=== 指示 a ===
行データの冒頭から「documents-label: Documents [268, 197, 365, 217]」を含む行までを、両端を含めて一字一句そのまま繰り返してください。

=== 提示文 ===
スクリプト inference.py は以下の手順を実行します：

訓練済みの TensorFlow Lite モデルを読み込みます。
入力音声を推論に適したスペクトログラムに変換します。
推論を実行し、検出されたキーワードと各ラベルの信頼度スコアを出力します。

実行手順

model.tflite モデルファイルを Pi にアップロードします。この例では、~/speech_recognition/model.tflite に配置します。

以下のスクリプトを ~/speech_recognition/inference.py として保存します：

import numpy as np
from scipy import signal
from tflite_runtime.interpreter import Interpreter
import soundfile as sf

MODEL_PATH = 'model.tflite'
LABELS = ['no', 'yes', 'down', 'go', 'left', 'up', 'right', 'stop']


def get_spectrogram(waveform, expected_time_steps=124, expected_freq_bins=129):
    _, _, Zxx = signal.stft(
        waveform,
        fs=16000,
        nperseg=255,
        noverlap=124,
        nfft=256
    )
    spectrogram = np.abs(Zxx)

    if spectrogram.shape[0] != expected_freq_bins:
        spectrogram = np.pad(spectrogram, ((
            0, expected_freq_bins - spectrogram.shape[0]), (0, 0)), mode='constant')
    if spectrogram.shape[1] != expected_time_steps:
        spectrogram = np.pad(spectrogram, ((
            0, 0), (0, expected_time_steps - spectrogram.shape[1])), mode='constant')

    if spectrogram.shape != (expected_freq_bins, expected_time_steps):
        raise ValueError(
            f"Invalid spectrogram shape. Got {spectrogram.shape}, expected ({expected_freq_bins}, {expected_time_steps})."
        )

    spectrogram = np.transpose(spectrogram)

    return spectrogram


def preprocess_audio(file_path):
    waveform, sample_rate = sf.read(file_path)
    if sample_rate != 16000:
        raise ValueError("Expected sample rate is 16 kHz")

    if len(waveform.shape) > 1:
        waveform = waveform[:, 0]

    spectrogram = get_spectrogram(waveform)
    spectrogram = spectrogram[..., np.newaxis]
    spectrogram = spectrogram[np.newaxis, ...]

    return spectrogram


def run_inference(file_path):
    spectrogram = preprocess_audio(file_path)

=== 本演習のデータ ===
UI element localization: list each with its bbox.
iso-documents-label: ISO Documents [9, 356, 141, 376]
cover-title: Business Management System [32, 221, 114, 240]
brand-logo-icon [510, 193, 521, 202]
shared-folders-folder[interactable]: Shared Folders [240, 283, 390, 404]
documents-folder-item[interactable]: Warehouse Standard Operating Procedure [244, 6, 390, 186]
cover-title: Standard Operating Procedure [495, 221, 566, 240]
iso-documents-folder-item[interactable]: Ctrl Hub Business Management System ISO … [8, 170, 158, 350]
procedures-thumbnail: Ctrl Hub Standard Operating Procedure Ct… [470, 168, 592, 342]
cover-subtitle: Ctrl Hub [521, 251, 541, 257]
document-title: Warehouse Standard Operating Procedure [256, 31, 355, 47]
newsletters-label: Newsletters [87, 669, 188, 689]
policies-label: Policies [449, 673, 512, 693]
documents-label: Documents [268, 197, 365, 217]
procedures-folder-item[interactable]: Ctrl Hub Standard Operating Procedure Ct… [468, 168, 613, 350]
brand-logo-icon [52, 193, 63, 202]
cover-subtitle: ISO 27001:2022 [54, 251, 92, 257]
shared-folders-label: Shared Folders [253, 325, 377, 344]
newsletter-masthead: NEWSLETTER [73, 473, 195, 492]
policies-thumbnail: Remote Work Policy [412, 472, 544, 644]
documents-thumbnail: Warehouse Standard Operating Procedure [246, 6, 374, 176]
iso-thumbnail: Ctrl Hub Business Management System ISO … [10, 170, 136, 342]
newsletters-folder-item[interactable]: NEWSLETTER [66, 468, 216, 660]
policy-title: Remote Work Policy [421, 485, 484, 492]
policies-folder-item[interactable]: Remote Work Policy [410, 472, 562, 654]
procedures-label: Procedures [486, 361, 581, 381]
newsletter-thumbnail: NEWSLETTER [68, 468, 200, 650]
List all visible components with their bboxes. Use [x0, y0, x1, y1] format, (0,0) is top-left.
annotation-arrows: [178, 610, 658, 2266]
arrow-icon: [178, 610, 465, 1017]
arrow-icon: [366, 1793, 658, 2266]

=== 指示 b ===
推論スクリプトの解説文のうち、「MODEL_PATH = 'model.tflite'」に始まり「spectrogram = np.abs(Zxx)」に至る部分をそのまま複製してください。

=== 解答全文 a ===
UI element localization: list each with its bbox.
iso-documents-label: ISO Documents [9, 356, 141, 376]
cover-title: Business Management System [32, 221, 114, 240]
brand-logo-icon [510, 193, 521, 202]
shared-folders-folder[interactable]: Shared Folders [240, 283, 390, 404]
documents-folder-item[interactable]: Warehouse Standard Operating Procedure [244, 6, 390, 186]
cover-title: Standard Operating Procedure [495, 221, 566, 240]
iso-documents-folder-item[interactable]: Ctrl Hub Business Management System ISO … [8, 170, 158, 350]
procedures-thumbnail: Ctrl Hub Standard Operating Procedure Ct… [470, 168, 592, 342]
cover-subtitle: Ctrl Hub [521, 251, 541, 257]
document-title: Warehouse Standard Operating Procedure [256, 31, 355, 47]
newsletters-label: Newsletters [87, 669, 188, 689]
policies-label: Policies [449, 673, 512, 693]
documents-label: Documents [268, 197, 365, 217]

=== 解答全文 b ===
MODEL_PATH = 'model.tflite'
LABELS = ['no', 'yes', 'down', 'go', 'left', 'up', 'right', 'stop']


def get_spectrogram(waveform, expected_time_steps=124, expected_freq_bins=129):
    _, _, Zxx = signal.stft(
        waveform,
        fs=16000,
        nperseg=255,
        noverlap=124,
        nfft=256
    )
    spectrogram = np.abs(Zxx)